__What is needed__
Within the records that follow, find every line containing the string "Power". Copy those lines.
--- start Records provided ---
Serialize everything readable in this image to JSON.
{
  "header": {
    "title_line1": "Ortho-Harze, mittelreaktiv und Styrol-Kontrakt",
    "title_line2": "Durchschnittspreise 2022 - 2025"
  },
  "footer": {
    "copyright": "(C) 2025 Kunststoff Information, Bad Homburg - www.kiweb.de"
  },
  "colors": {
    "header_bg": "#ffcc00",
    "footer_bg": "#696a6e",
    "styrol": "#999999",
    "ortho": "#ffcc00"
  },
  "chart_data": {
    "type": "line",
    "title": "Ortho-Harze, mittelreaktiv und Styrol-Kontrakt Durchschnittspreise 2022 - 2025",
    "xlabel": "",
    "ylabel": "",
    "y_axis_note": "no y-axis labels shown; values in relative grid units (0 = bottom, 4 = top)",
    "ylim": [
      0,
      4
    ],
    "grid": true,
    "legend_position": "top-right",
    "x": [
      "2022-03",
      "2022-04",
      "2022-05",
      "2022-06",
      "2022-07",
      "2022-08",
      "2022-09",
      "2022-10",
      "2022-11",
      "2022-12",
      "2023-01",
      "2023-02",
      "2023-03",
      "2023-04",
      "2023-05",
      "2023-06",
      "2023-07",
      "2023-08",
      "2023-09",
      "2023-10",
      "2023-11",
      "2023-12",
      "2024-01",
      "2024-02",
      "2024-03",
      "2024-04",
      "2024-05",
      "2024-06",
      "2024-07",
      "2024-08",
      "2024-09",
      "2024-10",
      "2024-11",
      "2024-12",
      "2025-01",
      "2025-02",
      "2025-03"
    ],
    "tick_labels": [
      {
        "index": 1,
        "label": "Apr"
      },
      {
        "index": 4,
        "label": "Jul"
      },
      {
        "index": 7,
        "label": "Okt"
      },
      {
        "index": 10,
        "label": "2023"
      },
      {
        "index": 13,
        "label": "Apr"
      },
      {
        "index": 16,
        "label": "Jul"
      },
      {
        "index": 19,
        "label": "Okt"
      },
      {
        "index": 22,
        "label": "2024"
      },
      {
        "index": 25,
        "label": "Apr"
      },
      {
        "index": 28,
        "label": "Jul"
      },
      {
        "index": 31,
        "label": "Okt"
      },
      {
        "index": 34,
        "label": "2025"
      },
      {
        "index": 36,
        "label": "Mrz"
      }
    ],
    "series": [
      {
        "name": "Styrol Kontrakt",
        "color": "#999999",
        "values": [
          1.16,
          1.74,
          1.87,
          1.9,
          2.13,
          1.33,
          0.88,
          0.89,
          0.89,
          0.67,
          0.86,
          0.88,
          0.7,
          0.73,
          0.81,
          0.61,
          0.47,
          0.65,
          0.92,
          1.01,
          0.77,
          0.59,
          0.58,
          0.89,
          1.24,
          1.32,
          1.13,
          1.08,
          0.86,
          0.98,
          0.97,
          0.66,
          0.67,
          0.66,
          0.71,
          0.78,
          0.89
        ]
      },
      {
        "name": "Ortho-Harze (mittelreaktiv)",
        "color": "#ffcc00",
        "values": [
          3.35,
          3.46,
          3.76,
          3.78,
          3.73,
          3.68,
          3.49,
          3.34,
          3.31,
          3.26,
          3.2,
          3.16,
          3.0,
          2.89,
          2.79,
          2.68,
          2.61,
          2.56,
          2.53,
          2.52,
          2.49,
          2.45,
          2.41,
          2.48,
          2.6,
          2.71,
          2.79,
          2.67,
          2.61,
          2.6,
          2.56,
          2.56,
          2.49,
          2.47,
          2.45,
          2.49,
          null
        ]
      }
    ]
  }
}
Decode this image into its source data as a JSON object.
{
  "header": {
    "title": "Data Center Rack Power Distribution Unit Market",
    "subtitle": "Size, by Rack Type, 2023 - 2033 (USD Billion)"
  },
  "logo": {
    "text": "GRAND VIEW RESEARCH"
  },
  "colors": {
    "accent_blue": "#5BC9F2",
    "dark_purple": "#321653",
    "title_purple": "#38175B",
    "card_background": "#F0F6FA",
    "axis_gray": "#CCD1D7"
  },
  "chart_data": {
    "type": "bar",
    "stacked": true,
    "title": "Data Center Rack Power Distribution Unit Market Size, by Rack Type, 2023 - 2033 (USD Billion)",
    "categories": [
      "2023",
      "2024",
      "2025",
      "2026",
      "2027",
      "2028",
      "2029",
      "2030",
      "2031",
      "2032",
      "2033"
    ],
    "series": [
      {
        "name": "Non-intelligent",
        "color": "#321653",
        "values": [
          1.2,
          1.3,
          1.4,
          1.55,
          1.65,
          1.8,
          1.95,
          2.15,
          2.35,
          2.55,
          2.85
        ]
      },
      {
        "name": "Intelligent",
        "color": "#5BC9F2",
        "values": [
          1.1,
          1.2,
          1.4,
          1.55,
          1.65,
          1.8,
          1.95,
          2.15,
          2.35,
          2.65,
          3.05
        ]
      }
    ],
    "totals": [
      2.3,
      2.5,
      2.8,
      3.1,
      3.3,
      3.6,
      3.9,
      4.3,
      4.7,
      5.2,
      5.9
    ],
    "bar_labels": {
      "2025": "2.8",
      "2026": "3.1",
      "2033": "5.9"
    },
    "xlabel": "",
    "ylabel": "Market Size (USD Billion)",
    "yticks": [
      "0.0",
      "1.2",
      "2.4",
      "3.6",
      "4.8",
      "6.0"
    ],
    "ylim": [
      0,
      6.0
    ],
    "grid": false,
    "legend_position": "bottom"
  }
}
--- end Records provided ---
__Reply to the exercise__
    "title": "Data Center Rack Power Distribution Unit Market",
    "title": "Data Center Rack Power Distribution Unit Market Size, by Rack Type, 2023 - 2033 (USD Billion)",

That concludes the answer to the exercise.